Listed records
----------------------------------------

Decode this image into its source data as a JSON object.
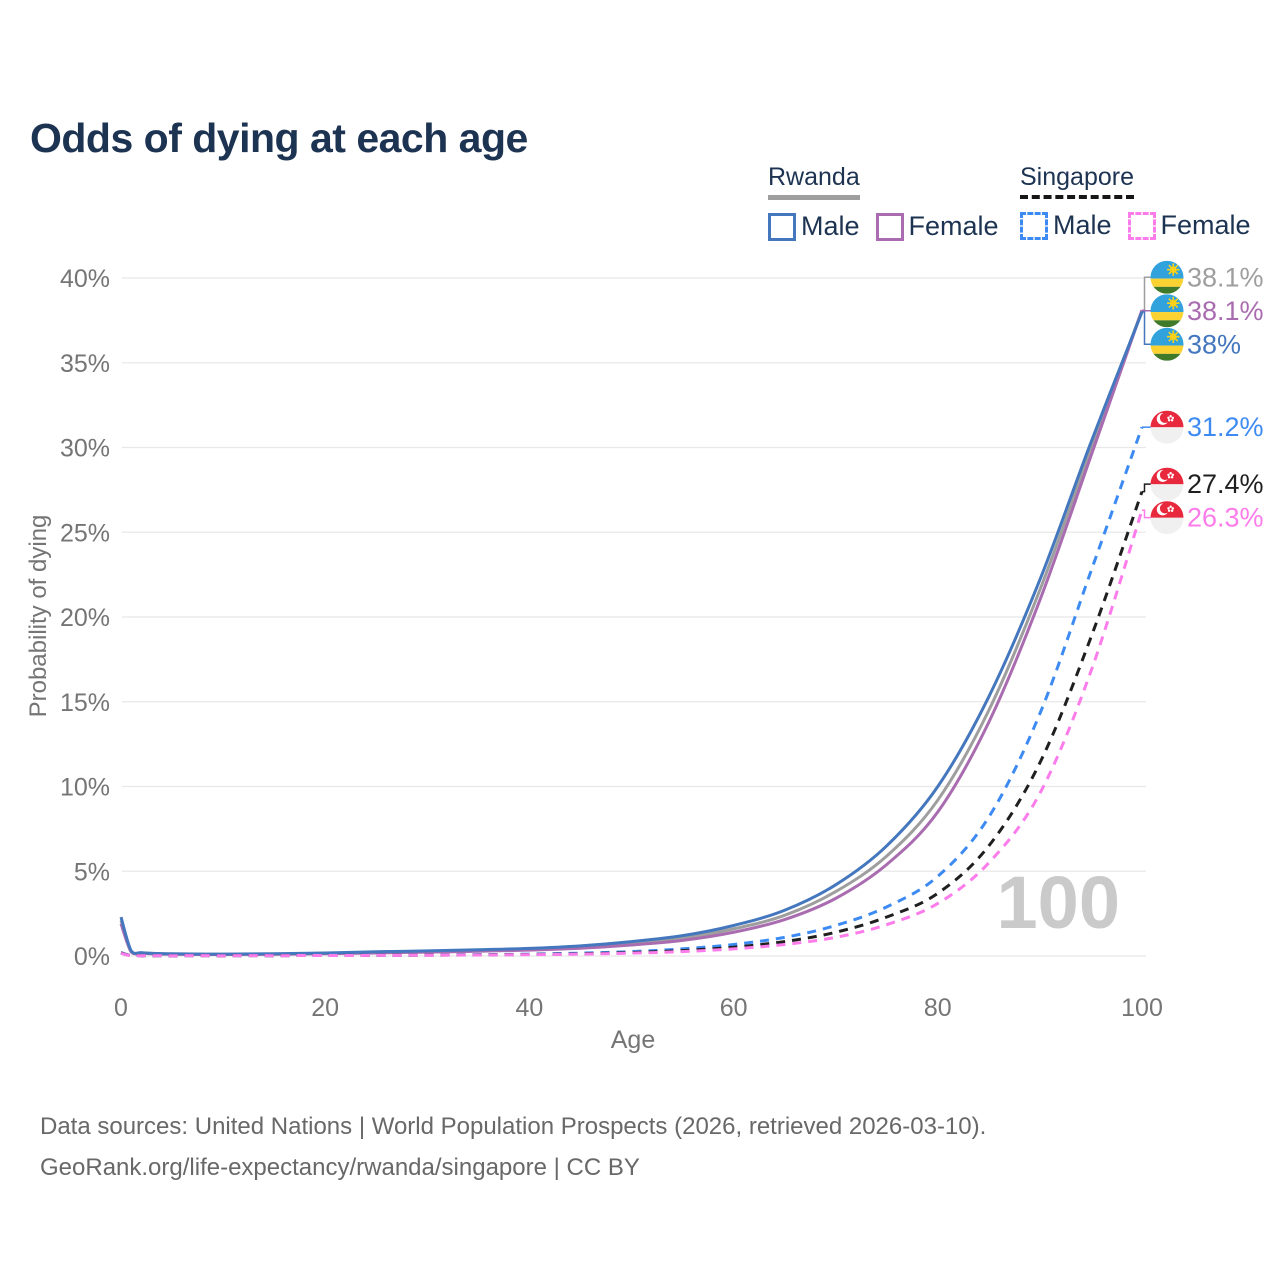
{
  "page": {
    "title": "Odds of dying at each age",
    "watermark": "100"
  },
  "legend": {
    "groups": [
      {
        "country": "Rwanda",
        "line_style": "solid",
        "underline_color": "#9e9e9e",
        "items": [
          {
            "label": "Male",
            "color": "#4477bd",
            "dashed": false
          },
          {
            "label": "Female",
            "color": "#aa6cb0",
            "dashed": false
          }
        ]
      },
      {
        "country": "Singapore",
        "line_style": "dashed",
        "underline_color": "#161616",
        "items": [
          {
            "label": "Male",
            "color": "#3d8bf2",
            "dashed": true
          },
          {
            "label": "Female",
            "color": "#fc7ceb",
            "dashed": true
          }
        ]
      }
    ]
  },
  "chart_data": {
    "type": "line",
    "title": "Odds of dying at each age",
    "xlabel": "Age",
    "ylabel": "Probability of dying",
    "xlim": [
      0,
      100
    ],
    "ylim": [
      0,
      40
    ],
    "x_ticks": [
      0,
      20,
      40,
      60,
      80,
      100
    ],
    "y_ticks": [
      0,
      5,
      10,
      15,
      20,
      25,
      30,
      35,
      40
    ],
    "y_tick_suffix": "%",
    "grid": "horizontal",
    "legend_position": "top-right",
    "ages": [
      0,
      1,
      2,
      3,
      5,
      10,
      15,
      20,
      25,
      30,
      35,
      40,
      45,
      50,
      55,
      60,
      65,
      70,
      75,
      80,
      85,
      90,
      95,
      100
    ],
    "series": [
      {
        "name": "Rwanda Total",
        "country": "Rwanda",
        "sex": "Total",
        "flag": "rwanda-flag",
        "color": "#9e9e9e",
        "dashed": false,
        "end_label": "38.1%",
        "values": [
          2.1,
          0.27,
          0.18,
          0.14,
          0.12,
          0.1,
          0.11,
          0.16,
          0.22,
          0.27,
          0.33,
          0.4,
          0.53,
          0.75,
          1.05,
          1.6,
          2.4,
          3.8,
          5.9,
          9.2,
          14.5,
          21.6,
          29.9,
          38.1
        ]
      },
      {
        "name": "Rwanda Female",
        "country": "Rwanda",
        "sex": "Female",
        "flag": "rwanda-flag",
        "color": "#aa6cb0",
        "dashed": false,
        "end_label": "38.1%",
        "values": [
          1.9,
          0.24,
          0.16,
          0.13,
          0.1,
          0.09,
          0.1,
          0.13,
          0.18,
          0.23,
          0.28,
          0.35,
          0.46,
          0.65,
          0.92,
          1.4,
          2.15,
          3.4,
          5.4,
          8.5,
          13.8,
          21.0,
          29.5,
          38.1
        ]
      },
      {
        "name": "Rwanda Male",
        "country": "Rwanda",
        "sex": "Male",
        "flag": "rwanda-flag",
        "color": "#4477bd",
        "dashed": false,
        "end_label": "38%",
        "values": [
          2.3,
          0.3,
          0.2,
          0.16,
          0.13,
          0.11,
          0.13,
          0.18,
          0.25,
          0.3,
          0.37,
          0.45,
          0.6,
          0.85,
          1.2,
          1.8,
          2.7,
          4.2,
          6.5,
          10.0,
          15.3,
          22.2,
          30.3,
          38.0
        ]
      },
      {
        "name": "Singapore Male",
        "country": "Singapore",
        "sex": "Male",
        "flag": "singapore-flag",
        "color": "#3d8bf2",
        "dashed": true,
        "end_label": "31.2%",
        "values": [
          0.2,
          0.02,
          0.015,
          0.012,
          0.01,
          0.01,
          0.02,
          0.04,
          0.05,
          0.06,
          0.08,
          0.11,
          0.17,
          0.26,
          0.42,
          0.68,
          1.1,
          1.8,
          2.9,
          4.7,
          8.2,
          14.3,
          22.7,
          31.2
        ]
      },
      {
        "name": "Singapore Total",
        "country": "Singapore",
        "sex": "Total",
        "flag": "singapore-flag",
        "color": "#1f1f1f",
        "dashed": true,
        "end_label": "27.4%",
        "values": [
          0.18,
          0.018,
          0.013,
          0.011,
          0.01,
          0.01,
          0.016,
          0.03,
          0.04,
          0.05,
          0.07,
          0.09,
          0.13,
          0.2,
          0.32,
          0.52,
          0.85,
          1.4,
          2.3,
          3.7,
          6.5,
          11.4,
          18.8,
          27.4
        ]
      },
      {
        "name": "Singapore Female",
        "country": "Singapore",
        "sex": "Female",
        "flag": "singapore-flag",
        "color": "#fc7ceb",
        "dashed": true,
        "end_label": "26.3%",
        "values": [
          0.16,
          0.015,
          0.012,
          0.01,
          0.008,
          0.008,
          0.012,
          0.025,
          0.035,
          0.045,
          0.06,
          0.08,
          0.11,
          0.17,
          0.26,
          0.42,
          0.68,
          1.1,
          1.85,
          3.1,
          5.5,
          9.6,
          16.8,
          26.3
        ]
      }
    ]
  },
  "footer": {
    "lines": [
      "Data sources: United Nations | World Population Prospects (2026, retrieved 2026-03-10).",
      "GeoRank.org/life-expectancy/rwanda/singapore | CC BY"
    ]
  }
}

----------------------------------------

Requirements
Transcribe the records above exactly, omitting every picture they contain.

Solution to the exercise
Decode this image into its source data as a JSON object.
{
  "page": {
    "title": "Odds of dying at each age",
    "watermark": "100"
  },
  "legend": {
    "groups": [
      {
        "country": "Rwanda",
        "line_style": "solid",
        "underline_color": "#9e9e9e",
        "items": [
          {
            "label": "Male",
            "color": "#4477bd",
            "dashed": false
          },
          {
            "label": "Female",
            "color": "#aa6cb0",
            "dashed": false
          }
        ]
      },
      {
        "country": "Singapore",
        "line_style": "dashed",
        "underline_color": "#161616",
        "items": [
          {
            "label": "Male",
            "color": "#3d8bf2",
            "dashed": true
          },
          {
            "label": "Female",
            "color": "#fc7ceb",
            "dashed": true
          }
        ]
      }
    ]
  },
  "chart_data": {
    "type": "line",
    "title": "Odds of dying at each age",
    "xlabel": "Age",
    "ylabel": "Probability of dying",
    "xlim": [
      0,
      100
    ],
    "ylim": [
      0,
      40
    ],
    "x_ticks": [
      0,
      20,
      40,
      60,
      80,
      100
    ],
    "y_ticks": [
      0,
      5,
      10,
      15,
      20,
      25,
      30,
      35,
      40
    ],
    "y_tick_suffix": "%",
    "grid": "horizontal",
    "legend_position": "top-right",
    "ages": [
      0,
      1,
      2,
      3,
      5,
      10,
      15,
      20,
      25,
      30,
      35,
      40,
      45,
      50,
      55,
      60,
      65,
      70,
      75,
      80,
      85,
      90,
      95,
      100
    ],
    "series": [
      {
        "name": "Rwanda Total",
        "country": "Rwanda",
        "sex": "Total",
        "flag": "rwanda-flag",
        "color": "#9e9e9e",
        "dashed": false,
        "end_label": "38.1%",
        "values": [
          2.1,
          0.27,
          0.18,
          0.14,
          0.12,
          0.1,
          0.11,
          0.16,
          0.22,
          0.27,
          0.33,
          0.4,
          0.53,
          0.75,
          1.05,
          1.6,
          2.4,
          3.8,
          5.9,
          9.2,
          14.5,
          21.6,
          29.9,
          38.1
        ]
      },
      {
        "name": "Rwanda Female",
        "country": "Rwanda",
        "sex": "Female",
        "flag": "rwanda-flag",
        "color": "#aa6cb0",
        "dashed": false,
        "end_label": "38.1%",
        "values": [
          1.9,
          0.24,
          0.16,
          0.13,
          0.1,
          0.09,
          0.1,
          0.13,
          0.18,
          0.23,
          0.28,
          0.35,
          0.46,
          0.65,
          0.92,
          1.4,
          2.15,
          3.4,
          5.4,
          8.5,
          13.8,
          21.0,
          29.5,
          38.1
        ]
      },
      {
        "name": "Rwanda Male",
        "country": "Rwanda",
        "sex": "Male",
        "flag": "rwanda-flag",
        "color": "#4477bd",
        "dashed": false,
        "end_label": "38%",
        "values": [
          2.3,
          0.3,
          0.2,
          0.16,
          0.13,
          0.11,
          0.13,
          0.18,
          0.25,
          0.3,
          0.37,
          0.45,
          0.6,
          0.85,
          1.2,
          1.8,
          2.7,
          4.2,
          6.5,
          10.0,
          15.3,
          22.2,
          30.3,
          38.0
        ]
      },
      {
        "name": "Singapore Male",
        "country": "Singapore",
        "sex": "Male",
        "flag": "singapore-flag",
        "color": "#3d8bf2",
        "dashed": true,
        "end_label": "31.2%",
        "values": [
          0.2,
          0.02,
          0.015,
          0.012,
          0.01,
          0.01,
          0.02,
          0.04,
          0.05,
          0.06,
          0.08,
          0.11,
          0.17,
          0.26,
          0.42,
          0.68,
          1.1,
          1.8,
          2.9,
          4.7,
          8.2,
          14.3,
          22.7,
          31.2
        ]
      },
      {
        "name": "Singapore Total",
        "country": "Singapore",
        "sex": "Total",
        "flag": "singapore-flag",
        "color": "#1f1f1f",
        "dashed": true,
        "end_label": "27.4%",
        "values": [
          0.18,
          0.018,
          0.013,
          0.011,
          0.01,
          0.01,
          0.016,
          0.03,
          0.04,
          0.05,
          0.07,
          0.09,
          0.13,
          0.2,
          0.32,
          0.52,
          0.85,
          1.4,
          2.3,
          3.7,
          6.5,
          11.4,
          18.8,
          27.4
        ]
      },
      {
        "name": "Singapore Female",
        "country": "Singapore",
        "sex": "Female",
        "flag": "singapore-flag",
        "color": "#fc7ceb",
        "dashed": true,
        "end_label": "26.3%",
        "values": [
          0.16,
          0.015,
          0.012,
          0.01,
          0.008,
          0.008,
          0.012,
          0.025,
          0.035,
          0.045,
          0.06,
          0.08,
          0.11,
          0.17,
          0.26,
          0.42,
          0.68,
          1.1,
          1.85,
          3.1,
          5.5,
          9.6,
          16.8,
          26.3
        ]
      }
    ]
  },
  "footer": {
    "lines": [
      "Data sources: United Nations | World Population Prospects (2026, retrieved 2026-03-10).",
      "GeoRank.org/life-expectancy/rwanda/singapore | CC BY"
    ]
  }
}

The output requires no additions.